%%
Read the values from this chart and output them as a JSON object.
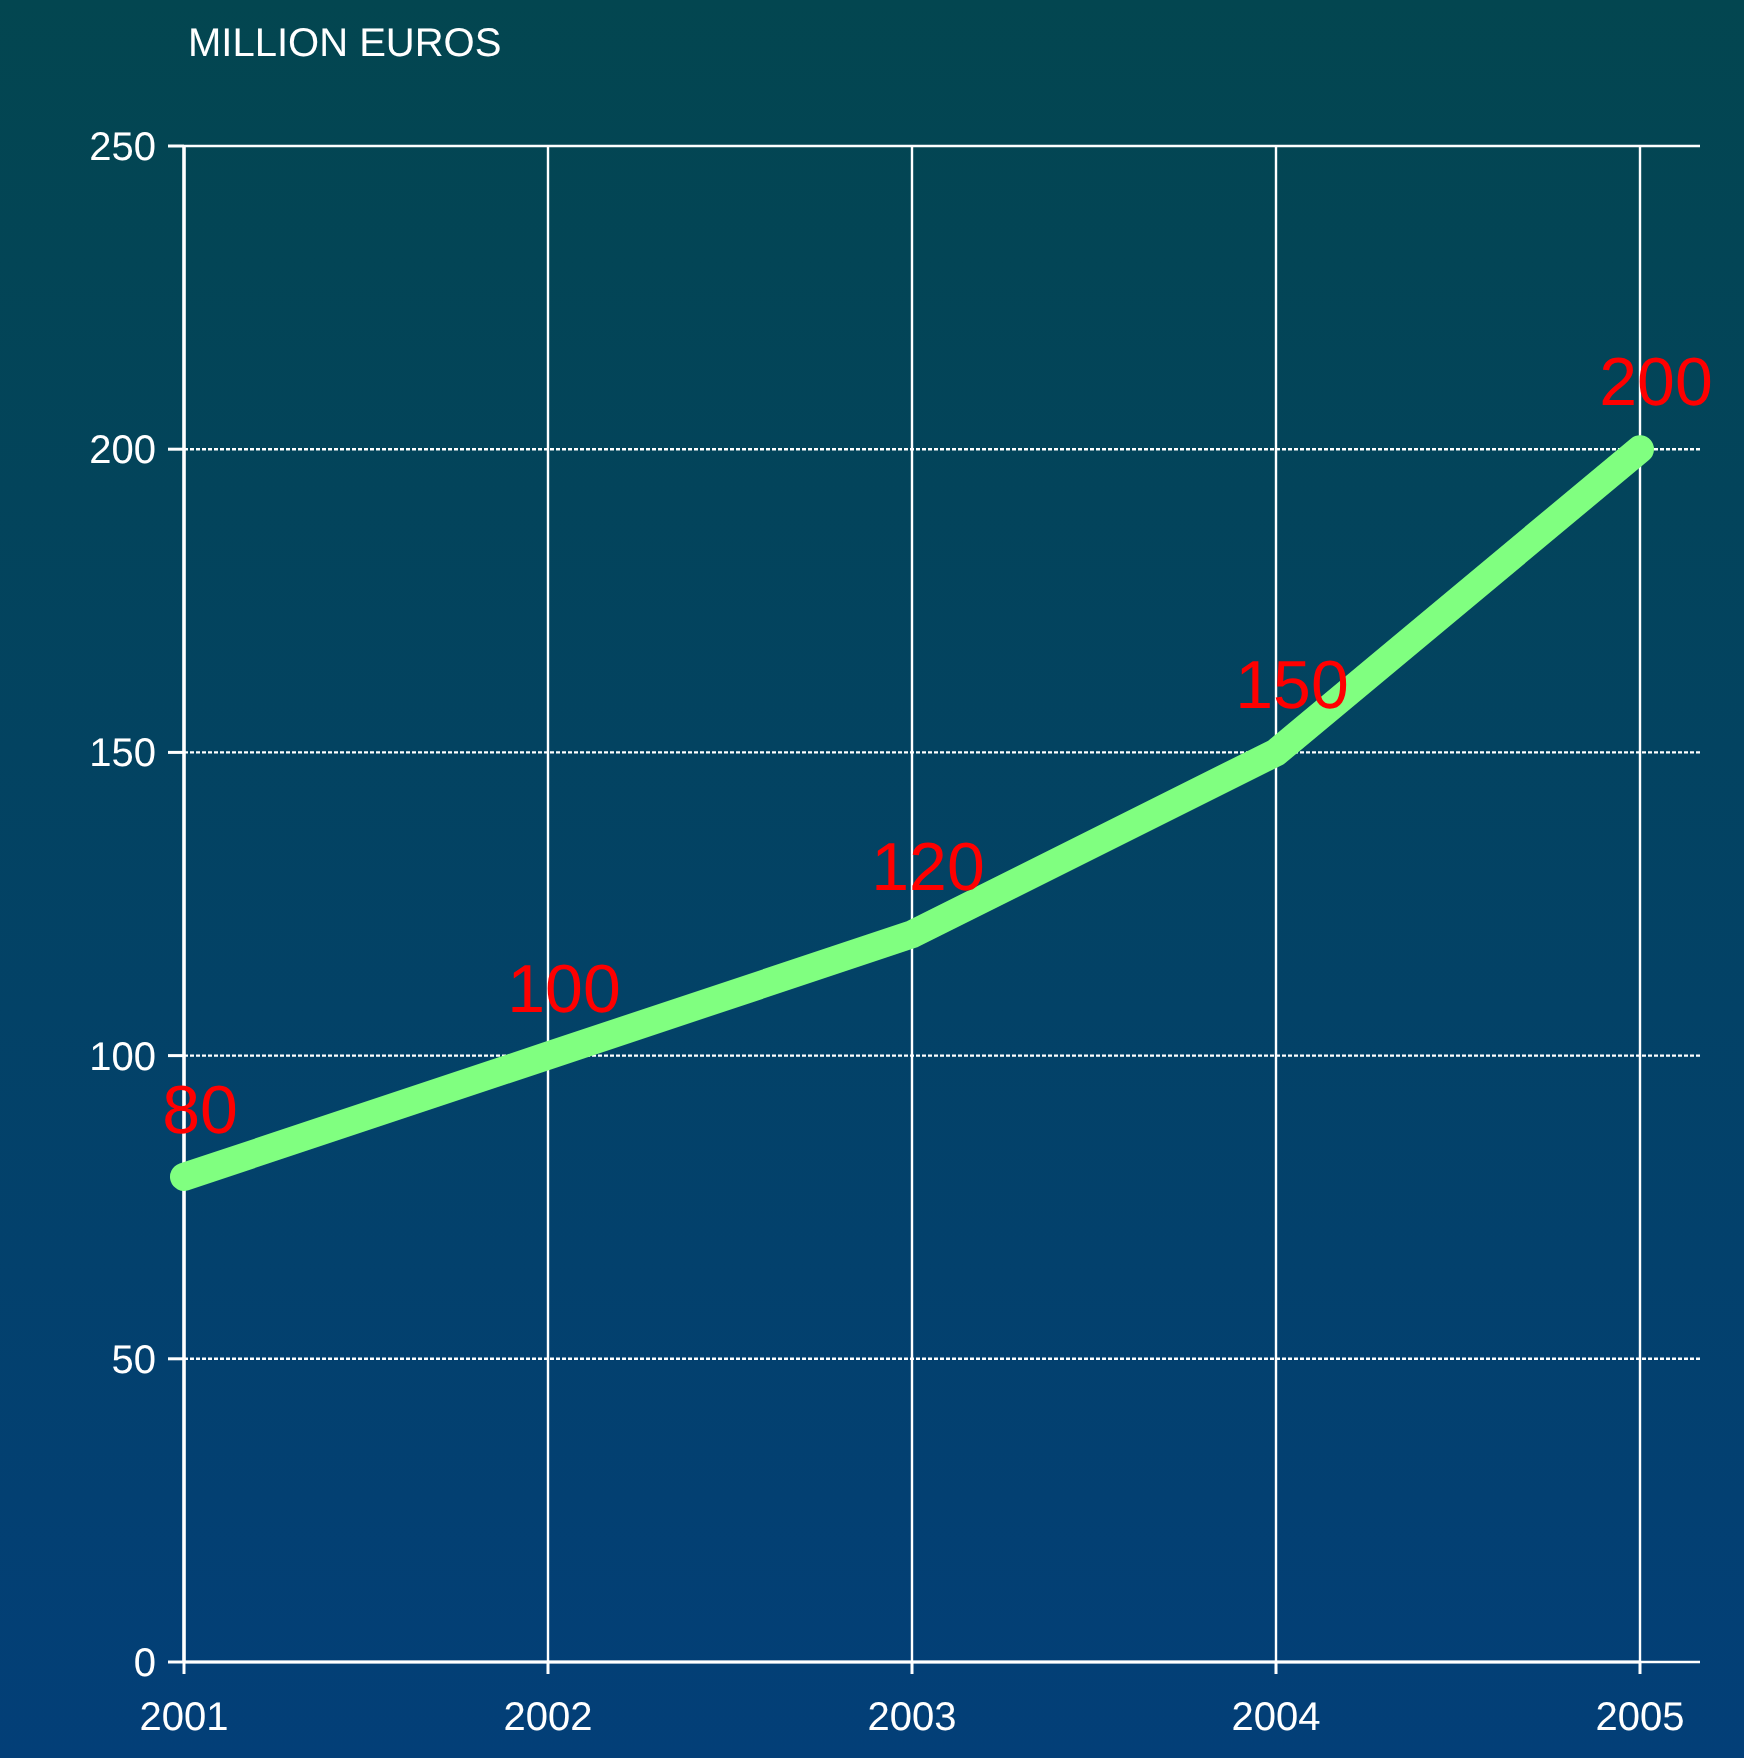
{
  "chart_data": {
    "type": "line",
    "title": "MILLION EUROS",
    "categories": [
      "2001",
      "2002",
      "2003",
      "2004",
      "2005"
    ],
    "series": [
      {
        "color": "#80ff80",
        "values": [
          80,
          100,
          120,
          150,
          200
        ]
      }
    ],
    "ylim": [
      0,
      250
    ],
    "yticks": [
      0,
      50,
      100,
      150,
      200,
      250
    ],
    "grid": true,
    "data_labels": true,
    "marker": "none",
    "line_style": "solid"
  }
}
%%
How many of the lines above include the string "values"? Answer with the number only.

> _CORRECT RESPONSE_
2